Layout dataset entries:
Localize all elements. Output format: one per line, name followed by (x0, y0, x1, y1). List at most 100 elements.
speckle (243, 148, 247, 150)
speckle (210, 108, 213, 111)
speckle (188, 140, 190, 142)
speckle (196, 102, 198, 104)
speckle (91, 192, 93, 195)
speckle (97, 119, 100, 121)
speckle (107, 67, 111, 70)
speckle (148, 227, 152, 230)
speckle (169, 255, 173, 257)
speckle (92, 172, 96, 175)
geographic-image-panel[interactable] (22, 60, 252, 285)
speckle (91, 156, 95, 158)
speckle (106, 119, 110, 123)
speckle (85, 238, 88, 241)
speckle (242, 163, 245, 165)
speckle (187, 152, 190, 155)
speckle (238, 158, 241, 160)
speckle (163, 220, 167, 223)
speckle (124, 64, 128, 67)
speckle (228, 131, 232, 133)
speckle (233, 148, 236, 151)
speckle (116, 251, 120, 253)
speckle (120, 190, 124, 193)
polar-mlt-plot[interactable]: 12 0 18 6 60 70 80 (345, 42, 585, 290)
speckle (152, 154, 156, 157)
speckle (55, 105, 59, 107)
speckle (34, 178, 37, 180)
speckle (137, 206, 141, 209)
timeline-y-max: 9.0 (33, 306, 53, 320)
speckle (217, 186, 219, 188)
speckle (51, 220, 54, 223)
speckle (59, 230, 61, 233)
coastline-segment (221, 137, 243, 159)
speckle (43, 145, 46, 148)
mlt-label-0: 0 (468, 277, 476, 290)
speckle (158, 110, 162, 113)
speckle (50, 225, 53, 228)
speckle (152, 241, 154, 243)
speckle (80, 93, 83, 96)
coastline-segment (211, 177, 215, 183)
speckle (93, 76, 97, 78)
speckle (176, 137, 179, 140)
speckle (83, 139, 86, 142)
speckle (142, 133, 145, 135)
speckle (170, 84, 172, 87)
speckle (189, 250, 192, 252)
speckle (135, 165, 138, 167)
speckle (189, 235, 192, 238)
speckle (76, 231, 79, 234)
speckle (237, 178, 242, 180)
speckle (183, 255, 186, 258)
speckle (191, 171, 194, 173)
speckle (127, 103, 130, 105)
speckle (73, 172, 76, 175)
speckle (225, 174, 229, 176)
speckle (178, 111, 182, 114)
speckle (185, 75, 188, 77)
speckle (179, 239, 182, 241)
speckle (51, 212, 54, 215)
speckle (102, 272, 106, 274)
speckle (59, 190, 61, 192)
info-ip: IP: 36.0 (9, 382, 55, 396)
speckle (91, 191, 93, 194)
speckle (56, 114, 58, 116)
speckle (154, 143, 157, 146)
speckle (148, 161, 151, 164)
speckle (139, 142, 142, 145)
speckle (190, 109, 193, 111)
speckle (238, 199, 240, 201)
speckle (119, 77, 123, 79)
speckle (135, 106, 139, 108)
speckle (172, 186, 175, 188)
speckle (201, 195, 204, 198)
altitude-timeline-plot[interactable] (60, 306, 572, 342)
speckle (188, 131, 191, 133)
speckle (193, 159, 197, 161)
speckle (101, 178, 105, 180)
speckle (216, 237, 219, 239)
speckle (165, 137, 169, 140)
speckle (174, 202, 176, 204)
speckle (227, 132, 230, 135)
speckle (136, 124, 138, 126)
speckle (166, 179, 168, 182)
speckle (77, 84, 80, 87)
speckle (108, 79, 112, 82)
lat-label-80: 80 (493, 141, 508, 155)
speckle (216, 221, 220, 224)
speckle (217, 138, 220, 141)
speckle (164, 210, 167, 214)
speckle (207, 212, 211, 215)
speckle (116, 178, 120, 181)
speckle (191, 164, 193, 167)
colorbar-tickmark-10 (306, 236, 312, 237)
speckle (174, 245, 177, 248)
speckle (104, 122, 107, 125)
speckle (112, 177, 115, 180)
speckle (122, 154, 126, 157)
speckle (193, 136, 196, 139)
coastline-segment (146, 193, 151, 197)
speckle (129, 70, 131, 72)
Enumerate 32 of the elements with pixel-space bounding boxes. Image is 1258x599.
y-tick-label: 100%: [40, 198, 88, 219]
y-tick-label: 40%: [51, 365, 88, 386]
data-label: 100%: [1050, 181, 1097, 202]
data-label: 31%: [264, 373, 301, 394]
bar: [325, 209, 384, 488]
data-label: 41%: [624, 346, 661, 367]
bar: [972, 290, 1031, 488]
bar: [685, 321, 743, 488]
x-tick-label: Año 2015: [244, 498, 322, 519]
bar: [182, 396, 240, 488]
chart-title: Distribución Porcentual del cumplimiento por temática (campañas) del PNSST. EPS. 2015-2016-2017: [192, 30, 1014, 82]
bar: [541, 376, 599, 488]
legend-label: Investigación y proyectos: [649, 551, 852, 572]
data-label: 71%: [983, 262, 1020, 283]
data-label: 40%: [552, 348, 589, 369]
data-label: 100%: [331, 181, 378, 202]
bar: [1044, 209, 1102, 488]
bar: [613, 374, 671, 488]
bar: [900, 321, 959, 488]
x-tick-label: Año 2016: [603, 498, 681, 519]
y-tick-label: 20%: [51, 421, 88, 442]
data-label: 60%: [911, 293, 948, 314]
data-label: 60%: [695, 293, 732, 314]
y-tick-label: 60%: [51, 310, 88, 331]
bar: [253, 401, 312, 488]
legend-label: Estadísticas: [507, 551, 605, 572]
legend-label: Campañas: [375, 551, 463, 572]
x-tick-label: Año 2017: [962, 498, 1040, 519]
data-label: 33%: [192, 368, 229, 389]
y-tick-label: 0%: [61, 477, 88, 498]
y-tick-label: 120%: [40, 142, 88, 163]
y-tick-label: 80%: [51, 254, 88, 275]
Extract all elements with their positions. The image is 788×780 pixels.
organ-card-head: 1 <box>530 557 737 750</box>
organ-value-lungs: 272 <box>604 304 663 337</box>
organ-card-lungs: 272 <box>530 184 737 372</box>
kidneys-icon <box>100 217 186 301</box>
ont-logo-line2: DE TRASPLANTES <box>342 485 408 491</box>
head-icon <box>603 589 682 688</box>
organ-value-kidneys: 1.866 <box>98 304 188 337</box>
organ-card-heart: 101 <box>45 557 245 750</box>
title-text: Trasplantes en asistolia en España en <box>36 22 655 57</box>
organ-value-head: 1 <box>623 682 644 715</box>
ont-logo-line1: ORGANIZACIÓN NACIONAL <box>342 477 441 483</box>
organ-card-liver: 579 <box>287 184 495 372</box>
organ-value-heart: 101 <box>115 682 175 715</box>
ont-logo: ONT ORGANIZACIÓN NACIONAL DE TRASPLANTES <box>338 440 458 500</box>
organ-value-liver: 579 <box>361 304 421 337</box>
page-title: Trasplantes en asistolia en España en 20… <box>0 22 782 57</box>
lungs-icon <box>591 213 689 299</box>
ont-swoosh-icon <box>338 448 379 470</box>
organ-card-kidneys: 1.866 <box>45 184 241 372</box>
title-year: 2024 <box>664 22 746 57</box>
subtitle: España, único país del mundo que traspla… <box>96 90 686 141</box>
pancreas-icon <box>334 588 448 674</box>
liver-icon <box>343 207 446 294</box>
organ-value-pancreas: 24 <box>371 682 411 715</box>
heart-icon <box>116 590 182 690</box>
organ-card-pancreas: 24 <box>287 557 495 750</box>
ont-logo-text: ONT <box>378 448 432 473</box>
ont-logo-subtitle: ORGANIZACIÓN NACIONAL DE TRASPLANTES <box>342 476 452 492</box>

WRITTEN REQUEST: Render the items as a JSON list of strings, one string per line and blank lines omitted. Begin at the first line of the items and stop after the line that contains "speckle (142, 133, 145, 135)".

ANSWER FOR THE TASK:
[
  "Localize all elements. Output format: one per line, name followed by (x0, y0, x1, y1). List at most 100 elements.",
  "speckle (243, 148, 247, 150)",
  "speckle (210, 108, 213, 111)",
  "speckle (188, 140, 190, 142)",
  "speckle (196, 102, 198, 104)",
  "speckle (91, 192, 93, 195)",
  "speckle (97, 119, 100, 121)",
  "speckle (107, 67, 111, 70)",
  "speckle (148, 227, 152, 230)",
  "speckle (169, 255, 173, 257)",
  "speckle (92, 172, 96, 175)",
  "geographic-image-panel[interactable] (22, 60, 252, 285)",
  "speckle (91, 156, 95, 158)",
  "speckle (106, 119, 110, 123)",
  "speckle (85, 238, 88, 241)",
  "speckle (242, 163, 245, 165)",
  "speckle (187, 152, 190, 155)",
  "speckle (238, 158, 241, 160)",
  "speckle (163, 220, 167, 223)",
  "speckle (124, 64, 128, 67)",
  "speckle (228, 131, 232, 133)",
  "speckle (233, 148, 236, 151)",
  "speckle (116, 251, 120, 253)",
  "speckle (120, 190, 124, 193)",
  "polar-mlt-plot[interactable]: 12 0 18 6 60 70 80 (345, 42, 585, 290)",
  "speckle (152, 154, 156, 157)",
  "speckle (55, 105, 59, 107)",
  "speckle (34, 178, 37, 180)",
  "speckle (137, 206, 141, 209)",
  "timeline-y-max: 9.0 (33, 306, 53, 320)",
  "speckle (217, 186, 219, 188)",
  "speckle (51, 220, 54, 223)",
  "speckle (59, 230, 61, 233)",
  "coastline-segment (221, 137, 243, 159)",
  "speckle (43, 145, 46, 148)",
  "mlt-label-0: 0 (468, 277, 476, 290)",
  "speckle (158, 110, 162, 113)",
  "speckle (50, 225, 53, 228)",
  "speckle (152, 241, 154, 243)",
  "speckle (80, 93, 83, 96)",
  "coastline-segment (211, 177, 215, 183)",
  "speckle (93, 76, 97, 78)",
  "speckle (176, 137, 179, 140)",
  "speckle (83, 139, 86, 142)",
  "speckle (142, 133, 145, 135)"
]